**Short problem**
Return all the data, word for word.

**Records supplied**
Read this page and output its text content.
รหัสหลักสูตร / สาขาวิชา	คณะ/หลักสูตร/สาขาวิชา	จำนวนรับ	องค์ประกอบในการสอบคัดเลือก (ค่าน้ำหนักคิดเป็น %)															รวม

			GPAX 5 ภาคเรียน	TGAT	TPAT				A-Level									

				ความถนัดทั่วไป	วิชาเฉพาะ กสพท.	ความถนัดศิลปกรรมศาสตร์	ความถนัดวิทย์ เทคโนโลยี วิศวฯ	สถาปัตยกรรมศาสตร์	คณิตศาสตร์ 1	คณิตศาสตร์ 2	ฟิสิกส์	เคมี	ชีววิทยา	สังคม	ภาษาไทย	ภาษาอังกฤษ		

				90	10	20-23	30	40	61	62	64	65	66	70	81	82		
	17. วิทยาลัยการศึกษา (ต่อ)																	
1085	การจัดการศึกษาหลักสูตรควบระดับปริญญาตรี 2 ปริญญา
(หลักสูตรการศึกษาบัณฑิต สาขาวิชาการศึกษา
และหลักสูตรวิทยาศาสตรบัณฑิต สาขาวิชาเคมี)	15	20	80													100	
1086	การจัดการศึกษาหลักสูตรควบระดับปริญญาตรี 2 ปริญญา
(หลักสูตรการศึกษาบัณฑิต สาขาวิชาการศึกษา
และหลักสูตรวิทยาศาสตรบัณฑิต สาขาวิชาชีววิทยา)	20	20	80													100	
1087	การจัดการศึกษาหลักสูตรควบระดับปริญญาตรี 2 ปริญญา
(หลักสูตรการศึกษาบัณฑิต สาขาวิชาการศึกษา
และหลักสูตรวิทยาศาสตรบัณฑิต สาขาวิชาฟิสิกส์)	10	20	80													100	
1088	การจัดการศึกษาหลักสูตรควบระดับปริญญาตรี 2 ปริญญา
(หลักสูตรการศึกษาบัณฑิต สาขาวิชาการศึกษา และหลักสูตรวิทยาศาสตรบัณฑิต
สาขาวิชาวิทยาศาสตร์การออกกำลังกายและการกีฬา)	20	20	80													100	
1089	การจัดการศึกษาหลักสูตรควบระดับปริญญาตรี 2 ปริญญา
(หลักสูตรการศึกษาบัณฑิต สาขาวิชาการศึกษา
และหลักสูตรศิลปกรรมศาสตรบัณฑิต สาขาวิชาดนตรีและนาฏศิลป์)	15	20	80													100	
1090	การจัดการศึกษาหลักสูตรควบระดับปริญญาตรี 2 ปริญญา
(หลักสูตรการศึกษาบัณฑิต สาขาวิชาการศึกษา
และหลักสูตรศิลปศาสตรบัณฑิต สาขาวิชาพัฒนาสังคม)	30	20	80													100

**Exercise answer**
Read this page and output its text content.
รหัสหลักสูตร / สาขาวิชา	คณะ/หลักสูตร/สาขาวิชา	จำนวนรับ	องค์ประกอบในการสอบคัดเลือก (ค่าน้ำหนักคิดเป็น %)															รวม

			GPAX 5 ภาคเรียน	TGAT	TPAT				A-Level									

				ความถนัดทั่วไป	วิชาเฉพาะ กสพท.	ความถนัดศิลปกรรมศาสตร์	ความถนัดวิทย์ เทคโนโลยี วิศวฯ	สถาปัตยกรรมศาสตร์	คณิตศาสตร์ 1	คณิตศาสตร์ 2	ฟิสิกส์	เคมี	ชีววิทยา	สังคม	ภาษาไทย	ภาษาอังกฤษ		

				90	10	20-23	30	40	61	62	64	65	66	70	81	82		
	17. วิทยาลัยการศึกษา (ต่อ)																	
1085	การจัดการศึกษาหลักสูตรควบระดับปริญญาตรี 2 ปริญญา
(หลักสูตรการศึกษาบัณฑิต สาขาวิชาการศึกษา
และหลักสูตรวิทยาศาสตรบัณฑิต สาขาวิชาเคมี)	15	20	80													100	
1086	การจัดการศึกษาหลักสูตรควบระดับปริญญาตรี 2 ปริญญา
(หลักสูตรการศึกษาบัณฑิต สาขาวิชาการศึกษา
และหลักสูตรวิทยาศาสตรบัณฑิต สาขาวิชาชีววิทยา)	20	20	80													100	
1087	การจัดการศึกษาหลักสูตรควบระดับปริญญาตรี 2 ปริญญา
(หลักสูตรการศึกษาบัณฑิต สาขาวิชาการศึกษา
และหลักสูตรวิทยาศาสตรบัณฑิต สาขาวิชาฟิสิกส์)	10	20	80													100	
1088	การจัดการศึกษาหลักสูตรควบระดับปริญญาตรี 2 ปริญญา
(หลักสูตรการศึกษาบัณฑิต สาขาวิชาการศึกษา และหลักสูตรวิทยาศาสตรบัณฑิต
สาขาวิชาวิทยาศาสตร์การออกกำลังกายและการกีฬา)	20	20	80													100	
1089	การจัดการศึกษาหลักสูตรควบระดับปริญญาตรี 2 ปริญญา
(หลักสูตรการศึกษาบัณฑิต สาขาวิชาการศึกษา
และหลักสูตรศิลปกรรมศาสตรบัณฑิต สาขาวิชาดนตรีและนาฏศิลป์)	15	20	80													100	
1090	การจัดการศึกษาหลักสูตรควบระดับปริญญาตรี 2 ปริญญา
(หลักสูตรการศึกษาบัณฑิต สาขาวิชาการศึกษา
และหลักสูตรศิลปศาสตรบัณฑิต สาขาวิชาพัฒนาสังคม)	30	20	80													100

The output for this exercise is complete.